今回は、凍結融解胚移植におけるグレード別の妊娠率、出産率・継続妊娠率のデータをご紹介したいと思います。
胚盤胞の形態評価(グレード)の方法であるGardner分類についてよく知らないという方は、こちらのブログをご参照ください。
当院で2022年~2024年に凍結融解胚盤胞移植を実施した1882症例が対象となり、臨床妊娠率は移植あたりの胎嚢確認、出産率/継続妊娠率は移植あたりの生児出産/非流産妊娠で算出しました。
胚盤胞凍結あたりのグレードが占める割合

図:妻年齢別 凍結した胚盤胞あたりのそれぞれのグレードが占める割合
当院で凍結した胚盤胞のうち、どのグレードが多く凍結されているかを示したグラフです。
良好胚盤胞のうち、最も凍結される割合が多いのは、最良好胚であるAAグレードであり、最も少ないのはBAグレードでした。
当院では、原則BB未満の胚盤胞を凍結しないため、AC/BCグレードの凍結が占める割合は少なくなっています。
患者様の年齢が上昇するにつれて、AAグレードを凍結できる割合が緩やかに減少していきます。
反対に、AC/BCグレードを凍結する割合は40歳以上の患者様で多くなりました。
胚盤胞グレード別の妊娠率および出産率/継続妊娠率
〇 全年齢

図:胚盤胞グレード別 臨床成績 全年齢
グレードが高いほど、妊娠率および出産/継続妊娠率が高い事がお分かりいただけるかと思います。
当院では、AA>AB>BA>BB>AC/BCの順に成績が良い結果となっています。
また、AC/BCの胚盤胞でも妊娠、出産例があることが分かります。
〇 35歳未満

図:胚盤胞グレード別 臨床成績 35歳未満
女性の年齢が35歳未満の症例のみに限定した成績です。

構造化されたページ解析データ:

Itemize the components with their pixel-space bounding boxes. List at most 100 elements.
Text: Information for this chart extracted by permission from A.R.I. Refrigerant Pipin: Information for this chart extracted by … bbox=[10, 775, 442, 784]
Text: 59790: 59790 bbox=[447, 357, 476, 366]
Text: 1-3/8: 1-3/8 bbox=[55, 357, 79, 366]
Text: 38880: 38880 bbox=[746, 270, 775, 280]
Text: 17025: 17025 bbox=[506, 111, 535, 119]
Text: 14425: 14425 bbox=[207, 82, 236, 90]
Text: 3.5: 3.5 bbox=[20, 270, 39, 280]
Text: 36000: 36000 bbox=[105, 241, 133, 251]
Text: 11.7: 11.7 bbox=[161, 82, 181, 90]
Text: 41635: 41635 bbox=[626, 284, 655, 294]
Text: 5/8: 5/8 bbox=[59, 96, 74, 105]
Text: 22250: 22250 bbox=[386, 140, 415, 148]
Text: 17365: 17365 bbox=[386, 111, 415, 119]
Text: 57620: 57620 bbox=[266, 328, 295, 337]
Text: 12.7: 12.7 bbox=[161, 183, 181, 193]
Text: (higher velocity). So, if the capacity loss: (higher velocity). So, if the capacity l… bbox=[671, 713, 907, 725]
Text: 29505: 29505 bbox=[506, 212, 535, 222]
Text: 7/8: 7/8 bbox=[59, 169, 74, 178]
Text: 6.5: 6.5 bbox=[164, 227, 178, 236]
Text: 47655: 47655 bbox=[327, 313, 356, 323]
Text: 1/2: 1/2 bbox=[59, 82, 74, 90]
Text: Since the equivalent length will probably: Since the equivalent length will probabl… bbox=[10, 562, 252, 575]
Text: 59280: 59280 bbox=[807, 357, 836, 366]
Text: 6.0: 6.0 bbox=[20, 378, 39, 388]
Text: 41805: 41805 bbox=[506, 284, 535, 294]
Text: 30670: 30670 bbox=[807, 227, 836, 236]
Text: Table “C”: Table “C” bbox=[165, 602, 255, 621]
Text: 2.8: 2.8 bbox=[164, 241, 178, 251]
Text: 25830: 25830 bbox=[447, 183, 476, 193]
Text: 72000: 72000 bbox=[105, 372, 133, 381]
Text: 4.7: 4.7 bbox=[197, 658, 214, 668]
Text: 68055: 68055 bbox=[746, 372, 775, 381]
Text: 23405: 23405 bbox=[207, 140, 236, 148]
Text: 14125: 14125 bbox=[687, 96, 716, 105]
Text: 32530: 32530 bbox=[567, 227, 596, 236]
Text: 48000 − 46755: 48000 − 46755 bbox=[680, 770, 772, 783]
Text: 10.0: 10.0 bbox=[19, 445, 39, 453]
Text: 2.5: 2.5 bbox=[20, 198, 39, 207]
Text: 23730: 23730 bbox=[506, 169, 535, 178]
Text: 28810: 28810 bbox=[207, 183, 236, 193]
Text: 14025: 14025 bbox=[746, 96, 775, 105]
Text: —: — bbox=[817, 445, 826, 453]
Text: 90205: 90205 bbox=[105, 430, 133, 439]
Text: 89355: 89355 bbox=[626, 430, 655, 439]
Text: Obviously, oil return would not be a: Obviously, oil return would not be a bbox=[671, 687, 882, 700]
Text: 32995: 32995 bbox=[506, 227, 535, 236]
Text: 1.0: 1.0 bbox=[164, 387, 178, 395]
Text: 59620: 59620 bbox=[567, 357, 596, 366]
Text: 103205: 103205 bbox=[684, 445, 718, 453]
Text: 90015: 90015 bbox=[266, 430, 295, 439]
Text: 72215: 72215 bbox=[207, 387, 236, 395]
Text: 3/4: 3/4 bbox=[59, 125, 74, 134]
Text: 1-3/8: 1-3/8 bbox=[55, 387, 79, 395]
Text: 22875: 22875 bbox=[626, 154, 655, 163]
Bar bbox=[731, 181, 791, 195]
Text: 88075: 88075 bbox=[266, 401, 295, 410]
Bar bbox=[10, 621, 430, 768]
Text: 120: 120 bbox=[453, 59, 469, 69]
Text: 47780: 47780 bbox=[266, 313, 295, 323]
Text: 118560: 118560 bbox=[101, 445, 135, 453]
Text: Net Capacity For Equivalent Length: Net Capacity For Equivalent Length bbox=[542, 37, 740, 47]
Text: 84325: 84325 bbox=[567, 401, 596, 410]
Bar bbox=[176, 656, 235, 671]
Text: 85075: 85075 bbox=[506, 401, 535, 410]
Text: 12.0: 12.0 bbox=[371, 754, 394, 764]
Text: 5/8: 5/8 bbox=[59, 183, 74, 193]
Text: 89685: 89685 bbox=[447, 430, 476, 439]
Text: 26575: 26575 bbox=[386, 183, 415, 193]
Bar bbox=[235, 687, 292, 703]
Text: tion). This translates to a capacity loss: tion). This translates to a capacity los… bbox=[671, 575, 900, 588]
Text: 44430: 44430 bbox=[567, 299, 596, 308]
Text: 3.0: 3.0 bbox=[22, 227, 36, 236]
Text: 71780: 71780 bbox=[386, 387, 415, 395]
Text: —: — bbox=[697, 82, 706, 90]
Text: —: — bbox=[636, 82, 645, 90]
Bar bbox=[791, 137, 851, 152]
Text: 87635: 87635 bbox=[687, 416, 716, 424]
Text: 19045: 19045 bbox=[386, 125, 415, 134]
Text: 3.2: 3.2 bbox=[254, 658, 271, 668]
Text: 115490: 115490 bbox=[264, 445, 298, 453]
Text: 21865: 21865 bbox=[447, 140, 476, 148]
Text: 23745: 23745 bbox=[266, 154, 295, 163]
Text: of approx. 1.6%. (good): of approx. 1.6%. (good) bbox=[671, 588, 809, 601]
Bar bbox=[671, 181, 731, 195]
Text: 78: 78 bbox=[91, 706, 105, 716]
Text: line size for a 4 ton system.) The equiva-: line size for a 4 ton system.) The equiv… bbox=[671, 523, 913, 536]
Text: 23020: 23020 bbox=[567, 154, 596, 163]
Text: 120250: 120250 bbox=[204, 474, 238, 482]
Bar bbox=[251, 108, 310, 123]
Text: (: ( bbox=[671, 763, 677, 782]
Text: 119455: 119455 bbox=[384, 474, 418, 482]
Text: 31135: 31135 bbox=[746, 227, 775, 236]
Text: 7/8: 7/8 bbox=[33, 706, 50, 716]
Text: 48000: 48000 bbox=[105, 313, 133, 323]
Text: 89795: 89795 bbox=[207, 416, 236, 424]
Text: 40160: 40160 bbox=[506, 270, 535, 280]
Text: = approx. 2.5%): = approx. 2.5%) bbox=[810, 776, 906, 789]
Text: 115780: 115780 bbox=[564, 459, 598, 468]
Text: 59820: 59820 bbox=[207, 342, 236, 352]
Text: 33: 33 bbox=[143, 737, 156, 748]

→ **課題内容**:
1. 胚盤胞グレードに関する本文について、次の問いに答えてください。
(a) 対象となったのは何年から何年に実施された、何症例ですか。
(b) 良好胚盤胞のうち、凍結される割合が最も少ないグレードはどれですか。
(c) 全年齢において、成績が良い順にグレードを並べるとどうなりますか。
2. 胚盤胞グレードに関する本文の最後の文のあとから、内容を書き継いでください。

→ **解答一覧**:
1.
(a) 2022年~2024年に実施された1882症例です。
(b) BAグレードです。
(c) AA>AB>BA>BB>AC/BCの順です。

2.
全年齢よりもAAの成績が良好で、BAとBBの差がほぼなくなっています。
理由としては、35歳未満の若い症例の方では、ほとんどの場合AA胚盤胞を凍結することができるため、それ以外のグレードの胚盤胞を移植する症例数が少ないことが挙げられます。
AC/BCを凍結することはほぼなく、それらを凍結・移植することになった症例は、特別に胚盤胞への発育が不良な症例でした。
〇 35歳以上

図:胚盤胞グレード別 臨床成績 35歳以上
女性の年齢が35歳以上の症例のみに限定した成績です。
全体としての成績が低下しているものの、概ねグレード順の臨床成績となっています。
その中でも、やはりAAグレードの成績は最も良好で、35歳未満のBBよりも数値的には高くなっています。
AC/BCを移植する症例は35歳未満よりも多くなるため、妊娠・出産例が確認できています。
胚盤胞のグレードは、年齢によって多少の解釈の違いが生まれるものの、凍結と移植の優先度を決定する指標としてとても有用です。
これらのグレードは、胚盤胞の染色体異常とも相関し、流産や正常胚の妊娠率にも関与するという報告もあります。
一方で、100%の精度で妊娠や正常胚を予測できる指標ではないことも重要だと思います。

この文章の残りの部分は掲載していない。